(YOUR OBJECTIVE):
Render every entry exactly as it appears.

(EXCERPTED RECORDS):

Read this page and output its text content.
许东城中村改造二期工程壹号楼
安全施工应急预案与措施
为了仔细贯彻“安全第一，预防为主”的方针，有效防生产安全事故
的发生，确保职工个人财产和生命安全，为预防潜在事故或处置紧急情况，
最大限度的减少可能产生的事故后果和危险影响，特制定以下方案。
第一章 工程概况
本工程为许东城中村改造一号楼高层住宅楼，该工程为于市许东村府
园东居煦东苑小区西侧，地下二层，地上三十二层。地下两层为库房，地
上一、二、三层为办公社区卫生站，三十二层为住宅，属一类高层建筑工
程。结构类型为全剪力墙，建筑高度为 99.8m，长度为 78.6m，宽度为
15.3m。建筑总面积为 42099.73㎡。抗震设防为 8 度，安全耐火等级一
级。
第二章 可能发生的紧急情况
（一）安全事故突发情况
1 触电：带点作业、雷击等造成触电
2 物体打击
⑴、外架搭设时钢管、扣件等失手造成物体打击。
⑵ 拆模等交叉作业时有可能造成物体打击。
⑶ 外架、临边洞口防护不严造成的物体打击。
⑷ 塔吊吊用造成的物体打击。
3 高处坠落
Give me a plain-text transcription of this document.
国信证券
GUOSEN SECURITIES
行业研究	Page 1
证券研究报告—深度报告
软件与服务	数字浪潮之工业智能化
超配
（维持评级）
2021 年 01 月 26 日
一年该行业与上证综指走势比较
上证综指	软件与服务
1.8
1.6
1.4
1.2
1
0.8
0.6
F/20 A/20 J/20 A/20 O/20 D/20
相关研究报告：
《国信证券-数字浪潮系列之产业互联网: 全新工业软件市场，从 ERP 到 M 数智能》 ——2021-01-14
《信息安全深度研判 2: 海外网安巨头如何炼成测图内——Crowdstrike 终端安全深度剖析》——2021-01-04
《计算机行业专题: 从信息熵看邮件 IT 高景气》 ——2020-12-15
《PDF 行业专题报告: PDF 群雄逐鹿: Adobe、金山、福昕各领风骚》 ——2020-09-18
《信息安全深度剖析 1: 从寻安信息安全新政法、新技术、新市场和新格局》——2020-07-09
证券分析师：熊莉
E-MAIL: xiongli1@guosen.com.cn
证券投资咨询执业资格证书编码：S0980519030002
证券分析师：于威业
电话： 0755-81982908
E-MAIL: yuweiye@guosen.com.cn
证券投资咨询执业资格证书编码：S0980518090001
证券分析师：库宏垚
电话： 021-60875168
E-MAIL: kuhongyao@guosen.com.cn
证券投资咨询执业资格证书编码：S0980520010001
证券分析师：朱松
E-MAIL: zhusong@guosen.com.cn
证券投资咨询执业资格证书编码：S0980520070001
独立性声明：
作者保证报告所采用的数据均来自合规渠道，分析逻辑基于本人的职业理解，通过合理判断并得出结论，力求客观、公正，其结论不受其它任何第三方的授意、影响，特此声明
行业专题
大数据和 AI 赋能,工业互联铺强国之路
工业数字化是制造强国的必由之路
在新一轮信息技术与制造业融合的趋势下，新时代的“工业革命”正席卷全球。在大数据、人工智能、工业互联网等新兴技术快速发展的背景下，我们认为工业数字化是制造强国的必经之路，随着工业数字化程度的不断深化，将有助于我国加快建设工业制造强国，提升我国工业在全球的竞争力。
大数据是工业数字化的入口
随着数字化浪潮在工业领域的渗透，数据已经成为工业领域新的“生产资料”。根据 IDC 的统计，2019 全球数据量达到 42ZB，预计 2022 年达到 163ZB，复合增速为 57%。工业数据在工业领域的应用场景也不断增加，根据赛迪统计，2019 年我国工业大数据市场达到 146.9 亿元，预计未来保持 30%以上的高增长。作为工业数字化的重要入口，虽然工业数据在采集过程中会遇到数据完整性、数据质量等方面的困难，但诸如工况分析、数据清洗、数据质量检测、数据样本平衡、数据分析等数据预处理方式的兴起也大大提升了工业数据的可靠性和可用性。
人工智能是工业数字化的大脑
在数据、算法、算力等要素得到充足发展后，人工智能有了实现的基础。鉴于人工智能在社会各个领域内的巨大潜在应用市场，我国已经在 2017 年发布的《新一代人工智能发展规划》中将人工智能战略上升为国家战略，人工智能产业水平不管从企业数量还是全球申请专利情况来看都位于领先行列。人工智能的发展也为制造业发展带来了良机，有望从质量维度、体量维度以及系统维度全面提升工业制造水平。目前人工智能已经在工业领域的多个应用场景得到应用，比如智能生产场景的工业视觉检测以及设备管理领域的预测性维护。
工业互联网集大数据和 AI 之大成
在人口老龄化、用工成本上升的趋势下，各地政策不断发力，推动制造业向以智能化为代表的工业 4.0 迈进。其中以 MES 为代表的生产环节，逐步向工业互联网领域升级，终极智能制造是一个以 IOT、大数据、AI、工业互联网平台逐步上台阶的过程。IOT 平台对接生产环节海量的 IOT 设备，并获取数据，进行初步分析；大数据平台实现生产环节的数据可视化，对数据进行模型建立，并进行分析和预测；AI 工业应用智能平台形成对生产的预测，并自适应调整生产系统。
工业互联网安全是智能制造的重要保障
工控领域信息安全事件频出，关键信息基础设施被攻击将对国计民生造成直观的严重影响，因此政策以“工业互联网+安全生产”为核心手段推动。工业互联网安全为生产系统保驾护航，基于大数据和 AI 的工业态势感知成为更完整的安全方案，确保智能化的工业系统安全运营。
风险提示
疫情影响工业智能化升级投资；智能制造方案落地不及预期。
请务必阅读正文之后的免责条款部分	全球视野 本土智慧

(TASK SOLUTION):
Read this page and output its text content.
许东城中村改造二期工程壹号楼
安全施工应急预案与措施
为了仔细贯彻“安全第一，预防为主”的方针，有效防生产安全事故
的发生，确保职工个人财产和生命安全，为预防潜在事故或处置紧急情况，
最大限度的减少可能产生的事故后果和危险影响，特制定以下方案。
第一章 工程概况
本工程为许东城中村改造一号楼高层住宅楼，该工程为于市许东村府
园东居煦东苑小区西侧，地下二层，地上三十二层。地下两层为库房，地
上一、二、三层为办公社区卫生站，三十二层为住宅，属一类高层建筑工
程。结构类型为全剪力墙，建筑高度为 99.8m，长度为 78.6m，宽度为
15.3m。建筑总面积为 42099.73㎡。抗震设防为 8 度，安全耐火等级一
级。
第二章 可能发生的紧急情况
（一）安全事故突发情况
1 触电：带点作业、雷击等造成触电
2 物体打击
⑴、外架搭设时钢管、扣件等失手造成物体打击。
⑵ 拆模等交叉作业时有可能造成物体打击。
⑶ 外架、临边洞口防护不严造成的物体打击。
⑷ 塔吊吊用造成的物体打击。
3 高处坠落
Give me a plain-text transcription of this document.
国信证券
GUOSEN SECURITIES
行业研究	Page 1
证券研究报告—深度报告
软件与服务	数字浪潮之工业智能化
超配
（维持评级）
2021 年 01 月 26 日
一年该行业与上证综指走势比较
上证综指	软件与服务
1.8
1.6
1.4
1.2
1
0.8
0.6
F/20 A/20 J/20 A/20 O/20 D/20
相关研究报告：
《国信证券-数字浪潮系列之产业互联网: 全新工业软件市场，从 ERP 到 M 数智能》 ——2021-01-14
《信息安全深度研判 2: 海外网安巨头如何炼成测图内——Crowdstrike 终端安全深度剖析》——2021-01-04
《计算机行业专题: 从信息熵看邮件 IT 高景气》 ——2020-12-15
《PDF 行业专题报告: PDF 群雄逐鹿: Adobe、金山、福昕各领风骚》 ——2020-09-18
《信息安全深度剖析 1: 从寻安信息安全新政法、新技术、新市场和新格局》——2020-07-09
证券分析师：熊莉
E-MAIL: xiongli1@guosen.com.cn
证券投资咨询执业资格证书编码：S0980519030002
证券分析师：于威业
电话： 0755-81982908
E-MAIL: yuweiye@guosen.com.cn
证券投资咨询执业资格证书编码：S0980518090001
证券分析师：库宏垚
电话： 021-60875168
E-MAIL: kuhongyao@guosen.com.cn
证券投资咨询执业资格证书编码：S0980520010001
证券分析师：朱松
E-MAIL: zhusong@guosen.com.cn
证券投资咨询执业资格证书编码：S0980520070001
独立性声明：
作者保证报告所采用的数据均来自合规渠道，分析逻辑基于本人的职业理解，通过合理判断并得出结论，力求客观、公正，其结论不受其它任何第三方的授意、影响，特此声明
行业专题
大数据和 AI 赋能,工业互联铺强国之路
工业数字化是制造强国的必由之路
在新一轮信息技术与制造业融合的趋势下，新时代的“工业革命”正席卷全球。在大数据、人工智能、工业互联网等新兴技术快速发展的背景下，我们认为工业数字化是制造强国的必经之路，随着工业数字化程度的不断深化，将有助于我国加快建设工业制造强国，提升我国工业在全球的竞争力。
大数据是工业数字化的入口
随着数字化浪潮在工业领域的渗透，数据已经成为工业领域新的“生产资料”。根据 IDC 的统计，2019 全球数据量达到 42ZB，预计 2022 年达到 163ZB，复合增速为 57%。工业数据在工业领域的应用场景也不断增加，根据赛迪统计，2019 年我国工业大数据市场达到 146.9 亿元，预计未来保持 30%以上的高增长。作为工业数字化的重要入口，虽然工业数据在采集过程中会遇到数据完整性、数据质量等方面的困难，但诸如工况分析、数据清洗、数据质量检测、数据样本平衡、数据分析等数据预处理方式的兴起也大大提升了工业数据的可靠性和可用性。
人工智能是工业数字化的大脑
在数据、算法、算力等要素得到充足发展后，人工智能有了实现的基础。鉴于人工智能在社会各个领域内的巨大潜在应用市场，我国已经在 2017 年发布的《新一代人工智能发展规划》中将人工智能战略上升为国家战略，人工智能产业水平不管从企业数量还是全球申请专利情况来看都位于领先行列。人工智能的发展也为制造业发展带来了良机，有望从质量维度、体量维度以及系统维度全面提升工业制造水平。目前人工智能已经在工业领域的多个应用场景得到应用，比如智能生产场景的工业视觉检测以及设备管理领域的预测性维护。
工业互联网集大数据和 AI 之大成
在人口老龄化、用工成本上升的趋势下，各地政策不断发力，推动制造业向以智能化为代表的工业 4.0 迈进。其中以 MES 为代表的生产环节，逐步向工业互联网领域升级，终极智能制造是一个以 IOT、大数据、AI、工业互联网平台逐步上台阶的过程。IOT 平台对接生产环节海量的 IOT 设备，并获取数据，进行初步分析；大数据平台实现生产环节的数据可视化，对数据进行模型建立，并进行分析和预测；AI 工业应用智能平台形成对生产的预测，并自适应调整生产系统。
工业互联网安全是智能制造的重要保障
工控领域信息安全事件频出，关键信息基础设施被攻击将对国计民生造成直观的严重影响，因此政策以“工业互联网+安全生产”为核心手段推动。工业互联网安全为生产系统保驾护航，基于大数据和 AI 的工业态势感知成为更完整的安全方案，确保智能化的工业系统安全运营。
风险提示
疫情影响工业智能化升级投资；智能制造方案落地不及预期。
请务必阅读正文之后的免责条款部分	全球视野 本土智慧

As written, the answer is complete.